◆ **To do**
Find every line in the records that holds the string "color". Copy each one.

Data entries for graphics:

┌──

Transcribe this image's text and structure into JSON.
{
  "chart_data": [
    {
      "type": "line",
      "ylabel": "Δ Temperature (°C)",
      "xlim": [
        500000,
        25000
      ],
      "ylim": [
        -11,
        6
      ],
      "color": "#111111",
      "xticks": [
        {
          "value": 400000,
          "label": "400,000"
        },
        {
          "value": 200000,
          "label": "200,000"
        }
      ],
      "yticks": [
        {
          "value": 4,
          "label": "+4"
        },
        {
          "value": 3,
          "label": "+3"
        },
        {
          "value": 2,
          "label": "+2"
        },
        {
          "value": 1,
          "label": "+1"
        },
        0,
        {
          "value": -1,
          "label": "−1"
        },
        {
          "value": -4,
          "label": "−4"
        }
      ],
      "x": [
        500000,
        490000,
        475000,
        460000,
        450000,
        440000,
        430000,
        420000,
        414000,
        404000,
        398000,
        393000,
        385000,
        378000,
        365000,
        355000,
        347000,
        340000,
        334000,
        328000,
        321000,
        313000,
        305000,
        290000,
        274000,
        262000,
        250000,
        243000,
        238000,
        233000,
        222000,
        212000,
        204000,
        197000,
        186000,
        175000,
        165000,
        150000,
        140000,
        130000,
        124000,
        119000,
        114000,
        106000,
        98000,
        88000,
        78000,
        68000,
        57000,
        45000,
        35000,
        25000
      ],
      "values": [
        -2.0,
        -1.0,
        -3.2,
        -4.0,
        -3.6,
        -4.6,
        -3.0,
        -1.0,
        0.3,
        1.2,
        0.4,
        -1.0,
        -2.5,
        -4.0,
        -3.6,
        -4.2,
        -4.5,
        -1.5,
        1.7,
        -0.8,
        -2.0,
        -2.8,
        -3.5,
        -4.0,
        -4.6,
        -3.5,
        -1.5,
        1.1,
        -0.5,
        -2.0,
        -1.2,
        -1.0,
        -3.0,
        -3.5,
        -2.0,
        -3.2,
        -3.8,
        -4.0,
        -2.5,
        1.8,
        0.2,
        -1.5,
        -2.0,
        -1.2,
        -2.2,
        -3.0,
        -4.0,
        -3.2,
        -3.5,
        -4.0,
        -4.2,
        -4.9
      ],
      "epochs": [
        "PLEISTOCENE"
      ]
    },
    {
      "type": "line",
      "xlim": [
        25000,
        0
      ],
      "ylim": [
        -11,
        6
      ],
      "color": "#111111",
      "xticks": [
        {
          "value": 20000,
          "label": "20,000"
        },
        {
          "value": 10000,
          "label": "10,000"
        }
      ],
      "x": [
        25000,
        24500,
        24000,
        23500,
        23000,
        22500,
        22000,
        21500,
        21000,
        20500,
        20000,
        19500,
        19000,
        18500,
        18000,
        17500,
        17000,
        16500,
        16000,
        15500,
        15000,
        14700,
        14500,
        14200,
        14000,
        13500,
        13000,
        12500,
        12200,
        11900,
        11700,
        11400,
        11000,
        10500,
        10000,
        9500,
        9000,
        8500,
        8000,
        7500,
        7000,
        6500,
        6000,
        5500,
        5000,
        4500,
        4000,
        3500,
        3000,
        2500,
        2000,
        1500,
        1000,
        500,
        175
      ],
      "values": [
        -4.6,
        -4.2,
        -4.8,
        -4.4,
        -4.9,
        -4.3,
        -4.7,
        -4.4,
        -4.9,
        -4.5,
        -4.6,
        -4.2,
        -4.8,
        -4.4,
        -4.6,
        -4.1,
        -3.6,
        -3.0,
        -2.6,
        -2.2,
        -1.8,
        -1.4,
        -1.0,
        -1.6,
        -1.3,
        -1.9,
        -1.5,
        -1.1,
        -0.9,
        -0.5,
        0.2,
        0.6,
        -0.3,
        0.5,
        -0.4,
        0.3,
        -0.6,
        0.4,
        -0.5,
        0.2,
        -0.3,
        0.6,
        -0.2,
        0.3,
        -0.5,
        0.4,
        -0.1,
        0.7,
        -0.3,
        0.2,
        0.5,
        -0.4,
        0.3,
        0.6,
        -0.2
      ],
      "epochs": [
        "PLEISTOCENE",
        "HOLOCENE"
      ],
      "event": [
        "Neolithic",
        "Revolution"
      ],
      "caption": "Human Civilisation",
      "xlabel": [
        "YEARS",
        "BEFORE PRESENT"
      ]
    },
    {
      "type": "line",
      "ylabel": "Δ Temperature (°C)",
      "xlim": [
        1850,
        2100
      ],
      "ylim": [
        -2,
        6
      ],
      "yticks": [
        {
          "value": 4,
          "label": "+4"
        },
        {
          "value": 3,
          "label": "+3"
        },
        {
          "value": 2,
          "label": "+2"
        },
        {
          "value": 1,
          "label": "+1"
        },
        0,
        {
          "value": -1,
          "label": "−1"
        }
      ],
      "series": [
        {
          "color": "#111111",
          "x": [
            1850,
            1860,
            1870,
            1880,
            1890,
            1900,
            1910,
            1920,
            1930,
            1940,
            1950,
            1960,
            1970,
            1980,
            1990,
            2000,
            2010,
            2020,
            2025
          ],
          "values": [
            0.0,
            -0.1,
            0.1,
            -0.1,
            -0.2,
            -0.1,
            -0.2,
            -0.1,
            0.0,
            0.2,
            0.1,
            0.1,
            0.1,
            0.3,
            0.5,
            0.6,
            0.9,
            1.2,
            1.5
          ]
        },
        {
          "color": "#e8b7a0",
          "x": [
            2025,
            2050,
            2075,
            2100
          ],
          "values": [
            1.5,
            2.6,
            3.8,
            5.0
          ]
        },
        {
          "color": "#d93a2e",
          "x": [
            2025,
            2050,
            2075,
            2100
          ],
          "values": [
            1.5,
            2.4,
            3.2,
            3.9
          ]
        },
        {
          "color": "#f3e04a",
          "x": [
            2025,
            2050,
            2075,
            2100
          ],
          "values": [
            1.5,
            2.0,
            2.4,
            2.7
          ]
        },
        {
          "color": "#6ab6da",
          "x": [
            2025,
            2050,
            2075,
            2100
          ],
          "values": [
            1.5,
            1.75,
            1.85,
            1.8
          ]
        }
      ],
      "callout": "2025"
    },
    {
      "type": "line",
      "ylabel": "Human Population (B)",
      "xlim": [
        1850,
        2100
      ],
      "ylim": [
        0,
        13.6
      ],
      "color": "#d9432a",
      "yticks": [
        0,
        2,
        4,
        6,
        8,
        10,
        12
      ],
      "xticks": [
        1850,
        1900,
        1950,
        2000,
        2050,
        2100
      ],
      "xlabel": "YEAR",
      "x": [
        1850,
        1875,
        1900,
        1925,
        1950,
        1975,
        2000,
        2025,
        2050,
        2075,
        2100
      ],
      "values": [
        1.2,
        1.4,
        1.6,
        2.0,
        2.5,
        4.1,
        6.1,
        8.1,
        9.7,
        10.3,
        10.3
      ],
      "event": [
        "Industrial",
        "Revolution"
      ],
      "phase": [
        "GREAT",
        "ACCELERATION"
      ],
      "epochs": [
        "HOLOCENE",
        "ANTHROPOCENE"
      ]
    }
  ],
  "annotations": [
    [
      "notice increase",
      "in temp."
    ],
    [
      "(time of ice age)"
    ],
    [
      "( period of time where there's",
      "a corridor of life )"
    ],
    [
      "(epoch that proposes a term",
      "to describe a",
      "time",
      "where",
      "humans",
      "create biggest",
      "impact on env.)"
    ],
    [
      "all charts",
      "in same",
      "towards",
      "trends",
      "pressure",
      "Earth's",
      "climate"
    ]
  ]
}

└──

◆ **Solution for this exercise**
      "color": "#111111",
      "color": "#111111",
          "color": "#111111",
          "color": "#e8b7a0",
          "color": "#d93a2e",
          "color": "#f3e04a",
          "color": "#6ab6da",
      "color": "#d9432a",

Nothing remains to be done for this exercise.